What you need to do: Print out the material that follows word for word.

Figure dataset records:
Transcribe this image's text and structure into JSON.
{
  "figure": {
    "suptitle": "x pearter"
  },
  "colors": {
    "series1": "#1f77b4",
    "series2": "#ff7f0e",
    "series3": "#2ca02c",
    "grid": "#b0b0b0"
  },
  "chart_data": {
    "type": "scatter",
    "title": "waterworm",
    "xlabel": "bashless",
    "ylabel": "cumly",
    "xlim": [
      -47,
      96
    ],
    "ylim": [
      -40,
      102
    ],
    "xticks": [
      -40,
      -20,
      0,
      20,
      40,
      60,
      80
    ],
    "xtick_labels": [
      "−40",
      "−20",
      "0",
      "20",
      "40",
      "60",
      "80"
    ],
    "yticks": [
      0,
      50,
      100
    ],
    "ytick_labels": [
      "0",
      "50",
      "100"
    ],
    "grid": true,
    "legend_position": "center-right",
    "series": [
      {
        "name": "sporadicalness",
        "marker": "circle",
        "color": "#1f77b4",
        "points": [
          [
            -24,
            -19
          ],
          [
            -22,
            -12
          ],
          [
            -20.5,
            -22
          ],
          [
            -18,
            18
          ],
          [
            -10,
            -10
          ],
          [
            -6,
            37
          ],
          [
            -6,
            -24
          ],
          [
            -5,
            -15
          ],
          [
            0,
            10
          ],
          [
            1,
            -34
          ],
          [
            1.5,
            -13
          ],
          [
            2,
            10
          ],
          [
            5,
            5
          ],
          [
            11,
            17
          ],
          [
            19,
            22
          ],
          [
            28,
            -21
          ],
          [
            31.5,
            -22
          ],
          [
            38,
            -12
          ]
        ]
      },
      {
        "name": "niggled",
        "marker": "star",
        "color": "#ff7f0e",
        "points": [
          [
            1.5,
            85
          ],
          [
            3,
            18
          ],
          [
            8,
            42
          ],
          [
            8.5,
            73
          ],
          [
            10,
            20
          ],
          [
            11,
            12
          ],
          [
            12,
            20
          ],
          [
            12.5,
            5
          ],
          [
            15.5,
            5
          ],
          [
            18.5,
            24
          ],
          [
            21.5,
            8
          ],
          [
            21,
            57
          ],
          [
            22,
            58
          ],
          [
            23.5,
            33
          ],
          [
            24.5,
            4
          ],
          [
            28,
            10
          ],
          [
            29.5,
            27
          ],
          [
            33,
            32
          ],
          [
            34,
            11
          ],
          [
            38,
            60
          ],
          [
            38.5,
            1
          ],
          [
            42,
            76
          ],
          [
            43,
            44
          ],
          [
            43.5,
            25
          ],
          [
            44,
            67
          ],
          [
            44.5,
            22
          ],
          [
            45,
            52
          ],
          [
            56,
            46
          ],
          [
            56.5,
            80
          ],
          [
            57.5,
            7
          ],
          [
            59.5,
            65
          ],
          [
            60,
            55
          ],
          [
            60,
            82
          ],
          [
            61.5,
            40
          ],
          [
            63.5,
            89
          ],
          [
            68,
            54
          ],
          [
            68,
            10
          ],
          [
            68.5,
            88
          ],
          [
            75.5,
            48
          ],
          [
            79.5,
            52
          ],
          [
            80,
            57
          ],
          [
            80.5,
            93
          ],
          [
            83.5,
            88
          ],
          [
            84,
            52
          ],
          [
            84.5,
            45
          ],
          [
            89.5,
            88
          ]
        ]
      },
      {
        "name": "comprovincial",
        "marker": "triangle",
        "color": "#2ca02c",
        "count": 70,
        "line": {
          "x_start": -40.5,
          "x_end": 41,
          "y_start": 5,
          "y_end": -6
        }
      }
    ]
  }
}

Full solution:
Transcribe this image's text and structure into JSON.
{
  "figure": {
    "suptitle": "x pearter"
  },
  "colors": {
    "series1": "#1f77b4",
    "series2": "#ff7f0e",
    "series3": "#2ca02c",
    "grid": "#b0b0b0"
  },
  "chart_data": {
    "type": "scatter",
    "title": "waterworm",
    "xlabel": "bashless",
    "ylabel": "cumly",
    "xlim": [
      -47,
      96
    ],
    "ylim": [
      -40,
      102
    ],
    "xticks": [
      -40,
      -20,
      0,
      20,
      40,
      60,
      80
    ],
    "xtick_labels": [
      "−40",
      "−20",
      "0",
      "20",
      "40",
      "60",
      "80"
    ],
    "yticks": [
      0,
      50,
      100
    ],
    "ytick_labels": [
      "0",
      "50",
      "100"
    ],
    "grid": true,
    "legend_position": "center-right",
    "series": [
      {
        "name": "sporadicalness",
        "marker": "circle",
        "color": "#1f77b4",
        "points": [
          [
            -24,
            -19
          ],
          [
            -22,
            -12
          ],
          [
            -20.5,
            -22
          ],
          [
            -18,
            18
          ],
          [
            -10,
            -10
          ],
          [
            -6,
            37
          ],
          [
            -6,
            -24
          ],
          [
            -5,
            -15
          ],
          [
            0,
            10
          ],
          [
            1,
            -34
          ],
          [
            1.5,
            -13
          ],
          [
            2,
            10
          ],
          [
            5,
            5
          ],
          [
            11,
            17
          ],
          [
            19,
            22
          ],
          [
            28,
            -21
          ],
          [
            31.5,
            -22
          ],
          [
            38,
            -12
          ]
        ]
      },
      {
        "name": "niggled",
        "marker": "star",
        "color": "#ff7f0e",
        "points": [
          [
            1.5,
            85
          ],
          [
            3,
            18
          ],
          [
            8,
            42
          ],
          [
            8.5,
            73
          ],
          [
            10,
            20
          ],
          [
            11,
            12
          ],
          [
            12,
            20
          ],
          [
            12.5,
            5
          ],
          [
            15.5,
            5
          ],
          [
            18.5,
            24
          ],
          [
            21.5,
            8
          ],
          [
            21,
            57
          ],
          [
            22,
            58
          ],
          [
            23.5,
            33
          ],
          [
            24.5,
            4
          ],
          [
            28,
            10
          ],
          [
            29.5,
            27
          ],
          [
            33,
            32
          ],
          [
            34,
            11
          ],
          [
            38,
            60
          ],
          [
            38.5,
            1
          ],
          [
            42,
            76
          ],
          [
            43,
            44
          ],
          [
            43.5,
            25
          ],
          [
            44,
            67
          ],
          [
            44.5,
            22
          ],
          [
            45,
            52
          ],
          [
            56,
            46
          ],
          [
            56.5,
            80
          ],
          [
            57.5,
            7
          ],
          [
            59.5,
            65
          ],
          [
            60,
            55
          ],
          [
            60,
            82
          ],
          [
            61.5,
            40
          ],
          [
            63.5,
            89
          ],
          [
            68,
            54
          ],
          [
            68,
            10
          ],
          [
            68.5,
            88
          ],
          [
            75.5,
            48
          ],
          [
            79.5,
            52
          ],
          [
            80,
            57
          ],
          [
            80.5,
            93
          ],
          [
            83.5,
            88
          ],
          [
            84,
            52
          ],
          [
            84.5,
            45
          ],
          [
            89.5,
            88
          ]
        ]
      },
      {
        "name": "comprovincial",
        "marker": "triangle",
        "color": "#2ca02c",
        "count": 70,
        "line": {
          "x_start": -40.5,
          "x_end": 41,
          "y_start": 5,
          "y_end": -6
        }
      }
    ]
  }
}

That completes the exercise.